## Exercise task
Copy every record below, exactly as written.

- - -

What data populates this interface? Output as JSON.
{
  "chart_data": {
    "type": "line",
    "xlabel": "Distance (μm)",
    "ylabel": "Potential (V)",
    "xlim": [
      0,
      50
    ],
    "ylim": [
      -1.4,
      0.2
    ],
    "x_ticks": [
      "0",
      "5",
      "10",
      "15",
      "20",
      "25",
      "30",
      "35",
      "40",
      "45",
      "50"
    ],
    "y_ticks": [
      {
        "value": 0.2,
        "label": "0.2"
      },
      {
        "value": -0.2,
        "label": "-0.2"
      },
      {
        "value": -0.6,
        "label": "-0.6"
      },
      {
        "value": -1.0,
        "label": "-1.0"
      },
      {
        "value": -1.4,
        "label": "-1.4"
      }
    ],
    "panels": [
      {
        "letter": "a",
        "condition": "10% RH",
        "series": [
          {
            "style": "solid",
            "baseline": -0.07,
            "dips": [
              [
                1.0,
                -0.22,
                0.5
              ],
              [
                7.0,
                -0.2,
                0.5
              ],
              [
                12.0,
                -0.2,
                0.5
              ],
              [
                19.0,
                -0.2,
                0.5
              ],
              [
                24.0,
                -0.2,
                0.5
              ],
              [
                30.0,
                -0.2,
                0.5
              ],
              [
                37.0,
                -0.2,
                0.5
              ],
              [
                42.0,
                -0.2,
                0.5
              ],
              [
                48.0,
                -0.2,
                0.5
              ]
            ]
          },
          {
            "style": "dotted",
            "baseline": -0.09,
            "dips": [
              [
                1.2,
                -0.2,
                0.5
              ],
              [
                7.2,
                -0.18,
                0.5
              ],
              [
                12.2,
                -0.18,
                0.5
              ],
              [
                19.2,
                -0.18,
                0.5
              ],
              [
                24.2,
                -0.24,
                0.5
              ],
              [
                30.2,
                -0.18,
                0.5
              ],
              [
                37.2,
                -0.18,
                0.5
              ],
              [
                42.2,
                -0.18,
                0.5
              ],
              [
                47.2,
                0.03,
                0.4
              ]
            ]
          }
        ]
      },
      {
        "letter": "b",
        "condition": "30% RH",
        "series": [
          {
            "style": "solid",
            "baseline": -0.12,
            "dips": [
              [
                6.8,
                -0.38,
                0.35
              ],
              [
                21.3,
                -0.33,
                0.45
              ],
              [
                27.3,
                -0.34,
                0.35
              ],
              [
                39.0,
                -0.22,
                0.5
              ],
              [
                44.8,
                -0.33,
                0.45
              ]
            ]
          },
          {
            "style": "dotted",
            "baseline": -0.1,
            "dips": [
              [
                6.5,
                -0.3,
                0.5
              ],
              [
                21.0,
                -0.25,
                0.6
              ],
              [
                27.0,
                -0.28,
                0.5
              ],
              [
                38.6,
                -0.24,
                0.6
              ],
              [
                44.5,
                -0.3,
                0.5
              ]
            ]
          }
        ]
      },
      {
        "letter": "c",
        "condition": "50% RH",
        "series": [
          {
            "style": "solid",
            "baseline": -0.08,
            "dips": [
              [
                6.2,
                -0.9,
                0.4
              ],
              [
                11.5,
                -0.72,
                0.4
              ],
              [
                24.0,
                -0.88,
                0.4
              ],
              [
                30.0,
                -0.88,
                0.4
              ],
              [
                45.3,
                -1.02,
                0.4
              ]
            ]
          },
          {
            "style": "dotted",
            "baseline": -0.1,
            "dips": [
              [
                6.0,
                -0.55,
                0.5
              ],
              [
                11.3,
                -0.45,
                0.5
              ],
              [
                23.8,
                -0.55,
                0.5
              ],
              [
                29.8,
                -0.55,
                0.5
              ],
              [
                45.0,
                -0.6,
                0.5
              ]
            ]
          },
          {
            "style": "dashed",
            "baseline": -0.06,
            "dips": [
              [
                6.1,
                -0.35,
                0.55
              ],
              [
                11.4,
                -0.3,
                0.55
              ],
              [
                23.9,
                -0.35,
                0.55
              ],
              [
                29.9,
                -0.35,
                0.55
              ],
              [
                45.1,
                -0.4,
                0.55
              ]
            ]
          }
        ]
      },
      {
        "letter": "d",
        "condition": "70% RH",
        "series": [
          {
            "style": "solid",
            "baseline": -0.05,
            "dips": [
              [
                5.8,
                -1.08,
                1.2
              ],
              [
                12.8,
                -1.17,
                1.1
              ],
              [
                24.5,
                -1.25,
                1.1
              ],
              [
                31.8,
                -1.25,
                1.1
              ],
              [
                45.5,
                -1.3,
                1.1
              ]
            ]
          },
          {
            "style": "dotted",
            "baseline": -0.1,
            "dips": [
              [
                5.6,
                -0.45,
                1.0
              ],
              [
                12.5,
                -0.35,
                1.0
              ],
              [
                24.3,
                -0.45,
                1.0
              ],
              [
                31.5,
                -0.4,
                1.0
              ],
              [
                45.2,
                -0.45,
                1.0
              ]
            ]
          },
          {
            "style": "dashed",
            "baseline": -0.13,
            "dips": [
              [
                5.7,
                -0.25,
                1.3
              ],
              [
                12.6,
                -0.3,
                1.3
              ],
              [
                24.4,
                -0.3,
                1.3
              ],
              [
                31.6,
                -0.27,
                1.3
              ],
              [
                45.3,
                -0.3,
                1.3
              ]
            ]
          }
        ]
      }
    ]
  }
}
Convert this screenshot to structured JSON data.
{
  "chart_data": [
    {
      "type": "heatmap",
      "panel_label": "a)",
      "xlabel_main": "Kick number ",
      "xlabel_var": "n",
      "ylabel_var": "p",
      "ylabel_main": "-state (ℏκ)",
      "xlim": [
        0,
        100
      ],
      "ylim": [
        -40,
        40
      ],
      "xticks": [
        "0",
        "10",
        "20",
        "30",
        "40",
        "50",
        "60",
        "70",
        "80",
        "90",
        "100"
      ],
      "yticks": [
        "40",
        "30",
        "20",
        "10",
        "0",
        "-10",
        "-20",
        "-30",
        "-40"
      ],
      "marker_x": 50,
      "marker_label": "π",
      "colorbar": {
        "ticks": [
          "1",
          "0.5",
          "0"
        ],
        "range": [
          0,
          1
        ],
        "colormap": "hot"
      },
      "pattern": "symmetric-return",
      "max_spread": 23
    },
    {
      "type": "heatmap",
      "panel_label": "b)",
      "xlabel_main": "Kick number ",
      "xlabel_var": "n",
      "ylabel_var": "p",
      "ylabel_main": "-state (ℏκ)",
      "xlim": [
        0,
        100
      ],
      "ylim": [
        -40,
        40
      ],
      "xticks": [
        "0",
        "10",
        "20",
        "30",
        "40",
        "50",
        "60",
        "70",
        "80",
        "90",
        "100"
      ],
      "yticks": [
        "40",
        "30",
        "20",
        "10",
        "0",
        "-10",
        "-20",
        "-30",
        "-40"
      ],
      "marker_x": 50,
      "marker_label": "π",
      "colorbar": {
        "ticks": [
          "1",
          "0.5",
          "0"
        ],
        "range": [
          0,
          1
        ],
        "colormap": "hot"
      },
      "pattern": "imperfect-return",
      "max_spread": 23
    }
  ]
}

- - -

## Task response
What data populates this interface? Output as JSON.
{
  "chart_data": {
    "type": "line",
    "xlabel": "Distance (μm)",
    "ylabel": "Potential (V)",
    "xlim": [
      0,
      50
    ],
    "ylim": [
      -1.4,
      0.2
    ],
    "x_ticks": [
      "0",
      "5",
      "10",
      "15",
      "20",
      "25",
      "30",
      "35",
      "40",
      "45",
      "50"
    ],
    "y_ticks": [
      {
        "value": 0.2,
        "label": "0.2"
      },
      {
        "value": -0.2,
        "label": "-0.2"
      },
      {
        "value": -0.6,
        "label": "-0.6"
      },
      {
        "value": -1.0,
        "label": "-1.0"
      },
      {
        "value": -1.4,
        "label": "-1.4"
      }
    ],
    "panels": [
      {
        "letter": "a",
        "condition": "10% RH",
        "series": [
          {
            "style": "solid",
            "baseline": -0.07,
            "dips": [
              [
                1.0,
                -0.22,
                0.5
              ],
              [
                7.0,
                -0.2,
                0.5
              ],
              [
                12.0,
                -0.2,
                0.5
              ],
              [
                19.0,
                -0.2,
                0.5
              ],
              [
                24.0,
                -0.2,
                0.5
              ],
              [
                30.0,
                -0.2,
                0.5
              ],
              [
                37.0,
                -0.2,
                0.5
              ],
              [
                42.0,
                -0.2,
                0.5
              ],
              [
                48.0,
                -0.2,
                0.5
              ]
            ]
          },
          {
            "style": "dotted",
            "baseline": -0.09,
            "dips": [
              [
                1.2,
                -0.2,
                0.5
              ],
              [
                7.2,
                -0.18,
                0.5
              ],
              [
                12.2,
                -0.18,
                0.5
              ],
              [
                19.2,
                -0.18,
                0.5
              ],
              [
                24.2,
                -0.24,
                0.5
              ],
              [
                30.2,
                -0.18,
                0.5
              ],
              [
                37.2,
                -0.18,
                0.5
              ],
              [
                42.2,
                -0.18,
                0.5
              ],
              [
                47.2,
                0.03,
                0.4
              ]
            ]
          }
        ]
      },
      {
        "letter": "b",
        "condition": "30% RH",
        "series": [
          {
            "style": "solid",
            "baseline": -0.12,
            "dips": [
              [
                6.8,
                -0.38,
                0.35
              ],
              [
                21.3,
                -0.33,
                0.45
              ],
              [
                27.3,
                -0.34,
                0.35
              ],
              [
                39.0,
                -0.22,
                0.5
              ],
              [
                44.8,
                -0.33,
                0.45
              ]
            ]
          },
          {
            "style": "dotted",
            "baseline": -0.1,
            "dips": [
              [
                6.5,
                -0.3,
                0.5
              ],
              [
                21.0,
                -0.25,
                0.6
              ],
              [
                27.0,
                -0.28,
                0.5
              ],
              [
                38.6,
                -0.24,
                0.6
              ],
              [
                44.5,
                -0.3,
                0.5
              ]
            ]
          }
        ]
      },
      {
        "letter": "c",
        "condition": "50% RH",
        "series": [
          {
            "style": "solid",
            "baseline": -0.08,
            "dips": [
              [
                6.2,
                -0.9,
                0.4
              ],
              [
                11.5,
                -0.72,
                0.4
              ],
              [
                24.0,
                -0.88,
                0.4
              ],
              [
                30.0,
                -0.88,
                0.4
              ],
              [
                45.3,
                -1.02,
                0.4
              ]
            ]
          },
          {
            "style": "dotted",
            "baseline": -0.1,
            "dips": [
              [
                6.0,
                -0.55,
                0.5
              ],
              [
                11.3,
                -0.45,
                0.5
              ],
              [
                23.8,
                -0.55,
                0.5
              ],
              [
                29.8,
                -0.55,
                0.5
              ],
              [
                45.0,
                -0.6,
                0.5
              ]
            ]
          },
          {
            "style": "dashed",
            "baseline": -0.06,
            "dips": [
              [
                6.1,
                -0.35,
                0.55
              ],
              [
                11.4,
                -0.3,
                0.55
              ],
              [
                23.9,
                -0.35,
                0.55
              ],
              [
                29.9,
                -0.35,
                0.55
              ],
              [
                45.1,
                -0.4,
                0.55
              ]
            ]
          }
        ]
      },
      {
        "letter": "d",
        "condition": "70% RH",
        "series": [
          {
            "style": "solid",
            "baseline": -0.05,
            "dips": [
              [
                5.8,
                -1.08,
                1.2
              ],
              [
                12.8,
                -1.17,
                1.1
              ],
              [
                24.5,
                -1.25,
                1.1
              ],
              [
                31.8,
                -1.25,
                1.1
              ],
              [
                45.5,
                -1.3,
                1.1
              ]
            ]
          },
          {
            "style": "dotted",
            "baseline": -0.1,
            "dips": [
              [
                5.6,
                -0.45,
                1.0
              ],
              [
                12.5,
                -0.35,
                1.0
              ],
              [
                24.3,
                -0.45,
                1.0
              ],
              [
                31.5,
                -0.4,
                1.0
              ],
              [
                45.2,
                -0.45,
                1.0
              ]
            ]
          },
          {
            "style": "dashed",
            "baseline": -0.13,
            "dips": [
              [
                5.7,
                -0.25,
                1.3
              ],
              [
                12.6,
                -0.3,
                1.3
              ],
              [
                24.4,
                -0.3,
                1.3
              ],
              [
                31.6,
                -0.27,
                1.3
              ],
              [
                45.3,
                -0.3,
                1.3
              ]
            ]
          }
        ]
      }
    ]
  }
}
Convert this screenshot to structured JSON data.
{
  "chart_data": [
    {
      "type": "heatmap",
      "panel_label": "a)",
      "xlabel_main": "Kick number ",
      "xlabel_var": "n",
      "ylabel_var": "p",
      "ylabel_main": "-state (ℏκ)",
      "xlim": [
        0,
        100
      ],
      "ylim": [
        -40,
        40
      ],
      "xticks": [
        "0",
        "10",
        "20",
        "30",
        "40",
        "50",
        "60",
        "70",
        "80",
        "90",
        "100"
      ],
      "yticks": [
        "40",
        "30",
        "20",
        "10",
        "0",
        "-10",
        "-20",
        "-30",
        "-40"
      ],
      "marker_x": 50,
      "marker_label": "π",
      "colorbar": {
        "ticks": [
          "1",
          "0.5",
          "0"
        ],
        "range": [
          0,
          1
        ],
        "colormap": "hot"
      },
      "pattern": "symmetric-return",
      "max_spread": 23
    },
    {
      "type": "heatmap",
      "panel_label": "b)",
      "xlabel_main": "Kick number ",
      "xlabel_var": "n",
      "ylabel_var": "p",
      "ylabel_main": "-state (ℏκ)",
      "xlim": [
        0,
        100
      ],
      "ylim": [
        -40,
        40
      ],
      "xticks": [
        "0",
        "10",
        "20",
        "30",
        "40",
        "50",
        "60",
        "70",
        "80",
        "90",
        "100"
      ],
      "yticks": [
        "40",
        "30",
        "20",
        "10",
        "0",
        "-10",
        "-20",
        "-30",
        "-40"
      ],
      "marker_x": 50,
      "marker_label": "π",
      "colorbar": {
        "ticks": [
          "1",
          "0.5",
          "0"
        ],
        "range": [
          0,
          1
        ],
        "colormap": "hot"
      },
      "pattern": "imperfect-return",
      "max_spread": 23
    }
  ]
}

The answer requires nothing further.